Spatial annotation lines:
━━━━━━━━━━━━━━━━━━━━━━━━━━━━━━

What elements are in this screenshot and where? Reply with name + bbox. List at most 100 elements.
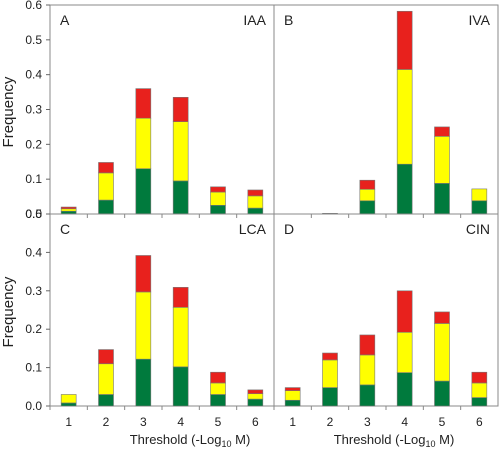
x-tick-label: 3	[364, 415, 371, 429]
bar-segment	[172, 180, 189, 215]
y-tick-label: 0.1	[25, 172, 42, 186]
panel-frame	[49, 4, 275, 215]
y-tick-label: 0.3	[25, 284, 42, 298]
bar-segment	[210, 371, 226, 384]
panel-frame	[273, 213, 499, 407]
bar-segment	[396, 372, 413, 407]
bar-segment	[471, 397, 488, 407]
y-tick-label: 0.4	[25, 245, 42, 259]
bar-segment	[434, 311, 450, 324]
bar-segment	[247, 393, 264, 400]
bar-segment	[284, 387, 301, 391]
bar-segment	[322, 387, 338, 407]
bar-segment	[172, 366, 189, 407]
panel-letter: C	[60, 221, 70, 237]
bar-segment	[210, 186, 226, 193]
y-tick-label: 0.2	[25, 322, 42, 336]
x-axis-label-subscript: 10	[425, 439, 435, 449]
bar-segment	[322, 352, 338, 361]
bar-segment	[98, 172, 114, 201]
x-axis-label-main: Threshold (-Log	[334, 432, 426, 447]
bar-segment	[135, 168, 152, 215]
bar-segment	[60, 402, 77, 407]
bar-segment	[135, 291, 152, 360]
y-axis-label-bottom: Frequency	[0, 276, 17, 347]
bar-segment	[247, 189, 264, 197]
bar-segment	[359, 179, 376, 190]
bar-segment	[359, 334, 376, 356]
x-axis-label-left: Threshold (-Log10 M)	[130, 432, 251, 449]
bar-segment	[98, 199, 114, 215]
plot-layer: 0.0 0.1 0.2 0.3 0.4 0.5 0.6 A IAA B IVA 0.0 0.1 0.2 0.…	[25, 0, 499, 429]
y-tick-label: 0.4	[25, 68, 42, 82]
bar-segment	[210, 204, 226, 215]
bar-segment	[210, 394, 226, 407]
panel-letter: D	[284, 221, 294, 237]
bar-segment	[284, 390, 301, 401]
bar-segment	[471, 200, 488, 215]
bar-segment	[359, 354, 376, 386]
y-tick-label: 0.3	[25, 103, 42, 117]
bar-segment	[359, 188, 376, 202]
bar-segment	[471, 188, 488, 202]
bar-segment	[434, 183, 450, 215]
x-axis-label-right: Threshold (-Log10 M)	[334, 432, 455, 449]
bar-segment	[135, 255, 152, 293]
x-axis-label-end: M)	[436, 432, 455, 447]
bar-segment	[98, 162, 114, 174]
x-tick-label: 1	[65, 415, 72, 429]
y-tick-label: 0.5	[25, 207, 42, 221]
bar-segment	[247, 195, 264, 209]
bar-segment	[60, 394, 77, 404]
bar-segment	[172, 97, 189, 122]
x-tick-label: 6	[252, 415, 259, 429]
y-tick-label: 0.1	[25, 361, 42, 375]
bar-segment	[210, 382, 226, 395]
bar-segment	[98, 349, 114, 365]
x-tick-label: 4	[401, 415, 408, 429]
bar-segment	[359, 200, 376, 215]
bar-segment	[247, 207, 264, 215]
bar-segment	[396, 10, 413, 70]
bar-segment	[396, 69, 413, 165]
y-tick-label: 0.0	[25, 207, 42, 221]
panel-compound-label: IVA	[468, 12, 490, 28]
y-tick-label: 0.0	[25, 399, 42, 413]
bar-segment	[434, 136, 450, 184]
bar-segment	[172, 307, 189, 368]
y-tick-label: 0.2	[25, 137, 42, 151]
bar-segment	[396, 290, 413, 333]
bar-segment	[60, 208, 77, 212]
bar-segment	[247, 389, 264, 395]
bar-segment	[284, 399, 301, 407]
bar-segment	[172, 287, 189, 308]
x-tick-label: 1	[289, 415, 296, 429]
bar-segment	[247, 398, 264, 407]
x-tick-label: 4	[177, 415, 184, 429]
y-tick-label: 0.6	[25, 0, 42, 12]
x-tick-label: 3	[140, 415, 147, 429]
panel-letter: B	[284, 12, 293, 28]
x-axis-label-main: Threshold (-Log	[130, 432, 222, 447]
panel-compound-label: LCA	[239, 221, 267, 237]
bar-segment	[98, 394, 114, 407]
bar-segment	[434, 323, 450, 382]
x-tick-label: 2	[327, 415, 334, 429]
panel-frame	[273, 4, 499, 215]
bar-segment	[434, 126, 450, 137]
bar-segment	[135, 358, 152, 407]
x-tick-label: 5	[215, 415, 222, 429]
x-axis-label-subscript: 10	[221, 439, 231, 449]
bar-segment	[135, 117, 152, 170]
bar-segment	[396, 331, 413, 373]
x-tick-label: 5	[439, 415, 446, 429]
bar-segment	[172, 121, 189, 182]
x-tick-label: 6	[476, 415, 483, 429]
bar-segment	[471, 371, 488, 384]
panel-compound-label: IAA	[243, 12, 266, 28]
bar-segment	[359, 384, 376, 407]
bar-segment	[98, 363, 114, 395]
bar-segment	[471, 382, 488, 398]
bar-segment	[135, 88, 152, 119]
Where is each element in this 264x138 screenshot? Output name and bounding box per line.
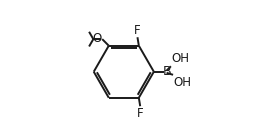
Text: B: B: [162, 65, 171, 78]
Text: OH: OH: [171, 52, 189, 65]
Text: F: F: [134, 24, 141, 37]
Text: O: O: [92, 32, 102, 45]
Text: F: F: [137, 107, 144, 120]
Text: OH: OH: [173, 76, 191, 89]
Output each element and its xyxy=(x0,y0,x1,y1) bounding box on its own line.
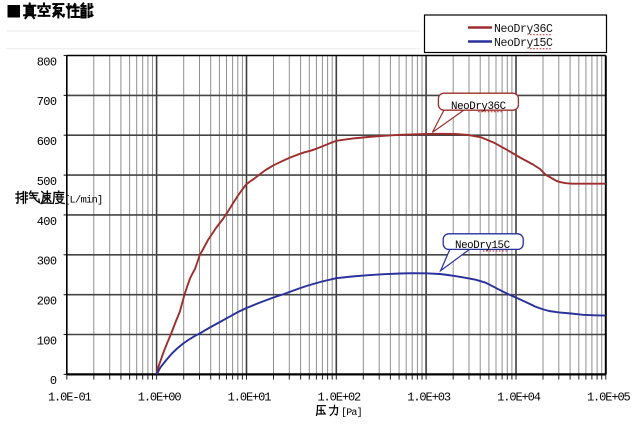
svg-text:200: 200 xyxy=(37,295,57,309)
svg-text:1.0E+02: 1.0E+02 xyxy=(317,391,361,405)
svg-text:1.0E+05: 1.0E+05 xyxy=(587,391,631,405)
svg-text:[L/min]: [L/min] xyxy=(64,195,103,207)
svg-text:[Pa]: [Pa] xyxy=(341,407,362,419)
svg-text:800: 800 xyxy=(37,55,57,69)
svg-text:700: 700 xyxy=(37,95,57,109)
svg-text:1.0E+04: 1.0E+04 xyxy=(497,391,541,405)
svg-text:0: 0 xyxy=(50,374,57,388)
svg-text:NeoDry36C: NeoDry36C xyxy=(494,23,553,36)
svg-text:NeoDry36C: NeoDry36C xyxy=(451,101,507,113)
svg-text:500: 500 xyxy=(37,175,57,189)
svg-text:400: 400 xyxy=(37,215,57,229)
svg-text:1.0E+01: 1.0E+01 xyxy=(228,391,272,405)
svg-text:600: 600 xyxy=(37,135,57,149)
svg-text:NeoDry15C: NeoDry15C xyxy=(494,37,553,50)
svg-text:300: 300 xyxy=(37,255,57,269)
svg-text:NeoDry15C: NeoDry15C xyxy=(455,240,511,252)
svg-text:100: 100 xyxy=(37,334,57,348)
svg-text:1.0E+03: 1.0E+03 xyxy=(407,391,451,405)
svg-text:1.0E-01: 1.0E-01 xyxy=(48,391,92,405)
svg-text:1.0E+00: 1.0E+00 xyxy=(138,391,182,405)
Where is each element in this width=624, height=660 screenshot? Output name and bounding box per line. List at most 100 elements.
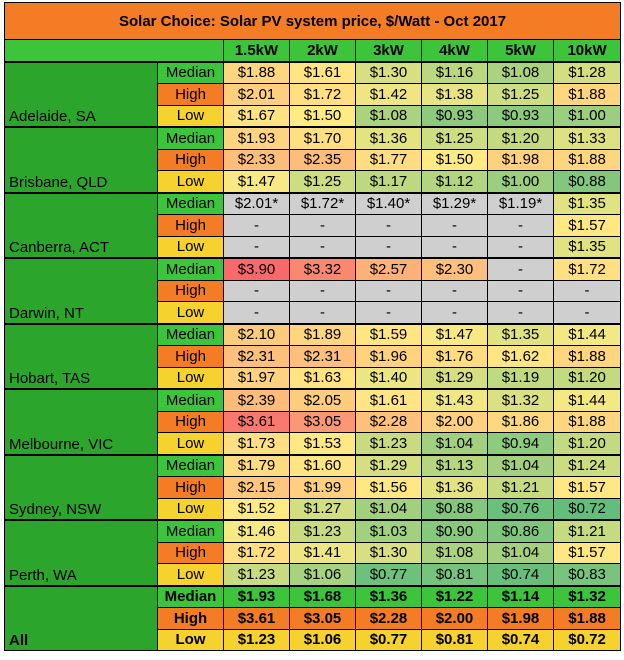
column-header: 2kW xyxy=(289,39,356,62)
table-row: Melbourne, VIC Median $2.39 $2.05 $1.61 $1.43… xyxy=(4,388,622,455)
price-cell: $2.00 xyxy=(421,607,488,630)
price-cell: $1.57 xyxy=(552,214,622,237)
price-cell: - xyxy=(487,279,554,302)
price-cell: - xyxy=(487,214,554,237)
column-header: 10kW xyxy=(552,39,622,62)
price-cell: $0.83 xyxy=(552,563,622,586)
price-cell: $1.89 xyxy=(289,322,356,346)
price-cell: $2.00 xyxy=(421,410,488,433)
price-cell: - xyxy=(487,257,554,281)
price-cell: $1.29 xyxy=(421,366,488,390)
table-row: Low $1.23 $1.06 $0.77 $0.81 $0.74 $0.72 xyxy=(5,628,622,651)
price-cell: $0.81 xyxy=(421,563,488,586)
price-cell: $1.41 xyxy=(289,541,356,564)
city-label: Canberra, ACT xyxy=(4,191,158,259)
price-cell: $1.63 xyxy=(289,366,356,390)
price-cell: - xyxy=(355,279,422,302)
price-cell: $0.88 xyxy=(552,170,622,193)
price-cell: $1.35 xyxy=(487,322,554,346)
level-label: High xyxy=(157,345,224,368)
price-cell: $1.62 xyxy=(487,345,554,368)
price-cell: $2.31 xyxy=(223,345,290,368)
price-cell: $1.57 xyxy=(552,476,622,499)
price-cell: $1.19* xyxy=(487,191,554,215)
price-cell: $1.00 xyxy=(552,104,622,128)
price-cell: - xyxy=(355,214,422,237)
price-cell: $3.32 xyxy=(289,257,356,281)
price-cell: - xyxy=(289,235,356,259)
price-cell: $2.01 xyxy=(223,83,290,106)
level-label: High xyxy=(157,410,224,433)
price-cell: $1.28 xyxy=(552,60,622,84)
price-cell: $1.04 xyxy=(487,541,554,564)
price-cell: $3.61 xyxy=(223,607,290,630)
column-header: 3kW xyxy=(355,39,422,62)
table-row: Low - - - - - - xyxy=(5,301,622,324)
table-row: Hobart, TAS Median $2.10 $1.89 $1.59 $1.47 $1.… xyxy=(4,322,622,390)
price-table: Solar Choice: Solar PV system price, $/W… xyxy=(3,2,622,651)
price-cell: $2.31 xyxy=(289,345,356,368)
price-cell: - xyxy=(223,235,290,259)
table-row: High - - - - - $1.57 xyxy=(5,214,622,237)
city-label: Sydney, NSW xyxy=(4,453,158,521)
table-row: High $3.61 $3.05 $2.28 $2.00 $1.98 $1.88 xyxy=(5,607,622,630)
table-row: Adelaide, SA Median $1.88 $1.61 $1.30 $1.16 $1… xyxy=(4,60,622,128)
table-body: Adelaide, SA Median $1.88 $1.61 $1.30 $1.16 $1… xyxy=(4,60,622,651)
city-label: Darwin, NT xyxy=(4,257,158,324)
level-label: Median xyxy=(157,584,224,608)
table-row: Sydney, NSW Median $1.79 $1.60 $1.29 $1.13 $1.… xyxy=(4,453,622,521)
price-cell: $0.86 xyxy=(487,519,554,543)
price-cell: $1.08 xyxy=(355,104,422,128)
price-cell: $1.29* xyxy=(421,191,488,215)
price-cell: $1.25 xyxy=(421,126,488,150)
price-cell: $1.22 xyxy=(421,584,488,608)
level-label: High xyxy=(157,476,224,499)
price-cell: $1.03 xyxy=(355,519,422,543)
header-corner xyxy=(4,39,224,62)
price-cell: $1.21 xyxy=(487,476,554,499)
level-label: High xyxy=(157,279,224,302)
price-cell: - xyxy=(421,214,488,237)
price-cell: $1.72* xyxy=(289,191,356,215)
table-row: Low $1.97 $1.63 $1.40 $1.29 $1.19 $1.20 xyxy=(5,366,622,390)
price-cell: $1.25 xyxy=(289,170,356,193)
price-cell: $1.30 xyxy=(355,60,422,84)
price-cell: $1.88 xyxy=(552,148,622,171)
price-cell: $1.88 xyxy=(223,60,290,84)
price-cell: $1.53 xyxy=(289,432,356,455)
price-cell: $1.08 xyxy=(421,541,488,564)
price-cell: $1.04 xyxy=(421,432,488,455)
table-title: Solar Choice: Solar PV system price, $/W… xyxy=(3,2,622,40)
price-cell: $2.57 xyxy=(355,257,422,281)
table-row: Darwin, NT Median $3.90 $3.32 $2.57 $2.30- $1.… xyxy=(4,257,622,324)
price-cell: $1.36 xyxy=(355,584,422,608)
price-cell: $0.94 xyxy=(487,432,554,455)
price-cell: $1.35 xyxy=(552,235,622,259)
price-cell: $1.72 xyxy=(223,541,290,564)
table-row: Low $1.52 $1.27 $1.04 $0.88 $0.76 $0.72 xyxy=(5,497,622,521)
price-cell: $1.23 xyxy=(223,563,290,586)
level-label: High xyxy=(157,214,224,237)
price-cell: $2.35 xyxy=(289,148,356,171)
level-label: Median xyxy=(157,257,224,281)
level-label: High xyxy=(157,83,224,106)
price-cell: - xyxy=(223,301,290,324)
city-label: All xyxy=(4,584,158,651)
price-cell: $1.24 xyxy=(552,453,622,477)
price-cell: $1.52 xyxy=(223,497,290,521)
price-cell: $1.35 xyxy=(552,191,622,215)
level-label: Low xyxy=(157,104,224,128)
price-cell: $1.61 xyxy=(355,388,422,412)
level-label: Median xyxy=(157,453,224,477)
price-cell: $1.44 xyxy=(552,388,622,412)
level-label: High xyxy=(157,607,224,630)
price-cell: $2.05 xyxy=(289,388,356,412)
level-label: Median xyxy=(157,388,224,412)
price-cell: $1.72 xyxy=(552,257,622,281)
price-cell: $1.88 xyxy=(552,345,622,368)
city-label: Brisbane, QLD xyxy=(4,126,158,193)
level-label: Median xyxy=(157,126,224,150)
price-cell: - xyxy=(552,301,622,324)
price-cell: $0.90 xyxy=(421,519,488,543)
price-cell: $3.90 xyxy=(223,257,290,281)
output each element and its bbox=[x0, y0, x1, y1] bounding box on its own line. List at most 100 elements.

━━━━━━━━━━━━━━━━━━━━━━━━━━━━━━

• TO DO: Print the lines exactly as they appear, starting at the line that contains "Text: B: B: [162, 65, 171, 78]" and ending at the line that contains "Output each element and its xyxy=(x0,y0,x1,y1)", with both of those lines included.

• OUTPUT:
Text: B: B: [162, 65, 171, 78]
Text: OH: OH: [171, 52, 189, 65]
Text: F: F: [134, 24, 141, 37]
Text: O: O: [92, 32, 102, 45]
Text: F: F: [137, 107, 144, 120]
Text: OH: OH: [173, 76, 191, 89]
Output each element and its xyxy=(x0,y0,x1,y1) bounding box on its own line.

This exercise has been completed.